Data entries
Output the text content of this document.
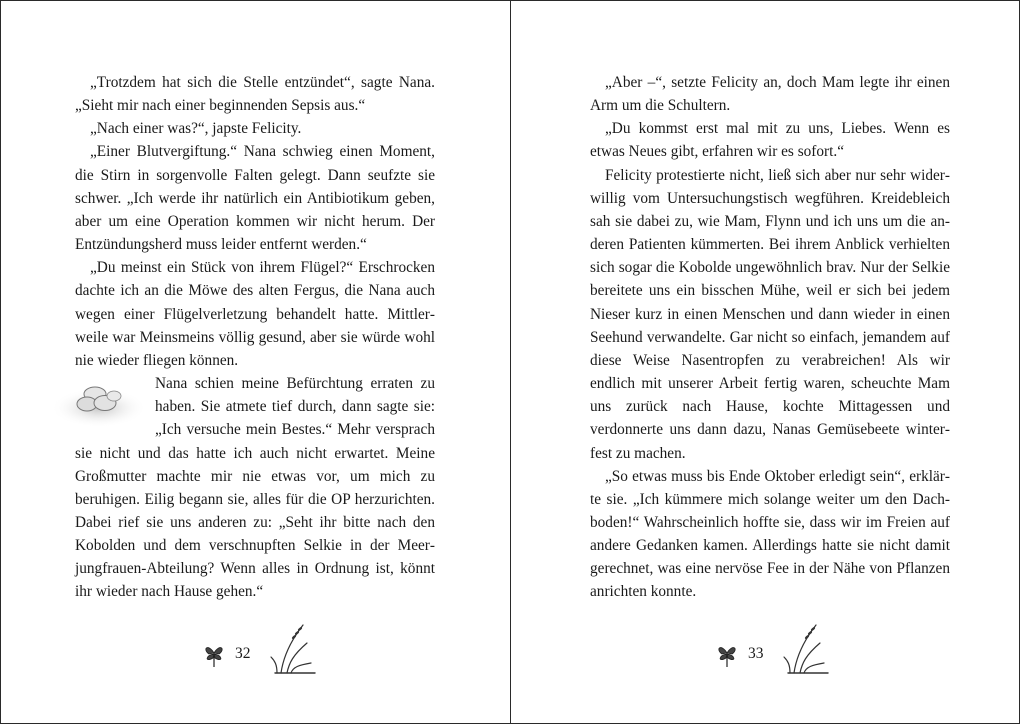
„Trotzdem hat sich die Stelle entzündet“, sagte Nana. „Sieht mir nach einer beginnenden Sepsis aus.“

„Nach einer was?“, japste Felicity.

„Einer Blutvergiftung.“ Nana schwieg einen Moment, die Stirn in sorgenvolle Falten gelegt. Dann seufzte sie schwer. „Ich werde ihr natürlich ein Antibiotikum geben, aber um eine Operation kommen wir nicht herum. Der Entzündungsherd muss leider entfernt werden.“

„Du meinst ein Stück von ihrem Flügel?“ Erschrocken dachte ich an die Möwe des alten Fergus, die Nana auch wegen einer Flügelverletzung behandelt hatte. Mittlerweile war Meinsmeins völlig gesund, aber sie würde wohl nie wieder fliegen können.

Nana schien meine Befürchtung erraten zu haben. Sie atmete tief durch, dann sagte sie: „Ich versuche mein Bestes.“ Mehr versprach sie nicht und das hatte ich auch nicht erwartet. Meine Großmutter machte mir nie etwas vor, um mich zu beruhigen. Eilig begann sie, alles für die OP herzurichten. Dabei rief sie uns anderen zu: „Seht ihr bitte nach den Kobolden und dem verschnupften Selkie in der Meerjungfrauen-Abteilung? Wenn alles in Ordnung ist, könnt ihr wieder nach Hause gehen.“

32

„Aber –“, setzte Felicity an, doch Mam legte ihr einen Arm um die Schultern.

„Du kommst erst mal mit zu uns, Liebes. Wenn es etwas Neues gibt, erfahren wir es sofort.“

Felicity protestierte nicht, ließ sich aber nur sehr widerwillig vom Untersuchungstisch wegführen. Kreidebleich sah sie dabei zu, wie Mam, Flynn und ich uns um die anderen Patienten kümmerten. Bei ihrem Anblick verhielten sich sogar die Kobolde ungewöhnlich brav. Nur der Selkie bereitete uns ein bisschen Mühe, weil er sich bei jedem Nieser kurz in einen Menschen und dann wieder in einen Seehund verwandelte. Gar nicht so einfach, jemandem auf diese Weise Nasentropfen zu verabreichen! Als wir endlich mit unserer Arbeit fertig waren, scheuchte Mam uns zurück nach Hause, kochte Mittagessen und verdonnerte uns dann dazu, Nanas Gemüsebeete winterfest zu machen.

„So etwas muss bis Ende Oktober erledigt sein“, erklärte sie. „Ich kümmere mich solange weiter um den Dachboden!“ Wahrscheinlich hoffte sie, dass wir im Freien auf andere Gedanken kamen. Allerdings hatte sie nicht damit gerechnet, was eine nervöse Fee in der Nähe von Pflanzen anrichten konnte.

33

— EXERCISE INSTRUCTIONS —
In your copy of the records, include no pictures; repeat everything else exactly.

— FULL SOLUTION —
Output the text content of this document.
„Trotzdem hat sich die Stelle entzündet“, sagte Nana. „Sieht mir nach einer beginnenden Sepsis aus.“

„Nach einer was?“, japste Felicity.

„Einer Blutvergiftung.“ Nana schwieg einen Moment, die Stirn in sorgenvolle Falten gelegt. Dann seufzte sie schwer. „Ich werde ihr natürlich ein Antibiotikum geben, aber um eine Operation kommen wir nicht herum. Der Entzündungsherd muss leider entfernt werden.“

„Du meinst ein Stück von ihrem Flügel?“ Erschrocken dachte ich an die Möwe des alten Fergus, die Nana auch wegen einer Flügelverletzung behandelt hatte. Mittlerweile war Meinsmeins völlig gesund, aber sie würde wohl nie wieder fliegen können.

Nana schien meine Befürchtung erraten zu haben. Sie atmete tief durch, dann sagte sie: „Ich versuche mein Bestes.“ Mehr versprach sie nicht und das hatte ich auch nicht erwartet. Meine Großmutter machte mir nie etwas vor, um mich zu beruhigen. Eilig begann sie, alles für die OP herzurichten. Dabei rief sie uns anderen zu: „Seht ihr bitte nach den Kobolden und dem verschnupften Selkie in der Meerjungfrauen-Abteilung? Wenn alles in Ordnung ist, könnt ihr wieder nach Hause gehen.“

32

„Aber –“, setzte Felicity an, doch Mam legte ihr einen Arm um die Schultern.

„Du kommst erst mal mit zu uns, Liebes. Wenn es etwas Neues gibt, erfahren wir es sofort.“

Felicity protestierte nicht, ließ sich aber nur sehr widerwillig vom Untersuchungstisch wegführen. Kreidebleich sah sie dabei zu, wie Mam, Flynn und ich uns um die anderen Patienten kümmerten. Bei ihrem Anblick verhielten sich sogar die Kobolde ungewöhnlich brav. Nur der Selkie bereitete uns ein bisschen Mühe, weil er sich bei jedem Nieser kurz in einen Menschen und dann wieder in einen Seehund verwandelte. Gar nicht so einfach, jemandem auf diese Weise Nasentropfen zu verabreichen! Als wir endlich mit unserer Arbeit fertig waren, scheuchte Mam uns zurück nach Hause, kochte Mittagessen und verdonnerte uns dann dazu, Nanas Gemüsebeete winterfest zu machen.

„So etwas muss bis Ende Oktober erledigt sein“, erklärte sie. „Ich kümmere mich solange weiter um den Dachboden!“ Wahrscheinlich hoffte sie, dass wir im Freien auf andere Gedanken kamen. Allerdings hatte sie nicht damit gerechnet, was eine nervöse Fee in der Nähe von Pflanzen anrichten konnte.

33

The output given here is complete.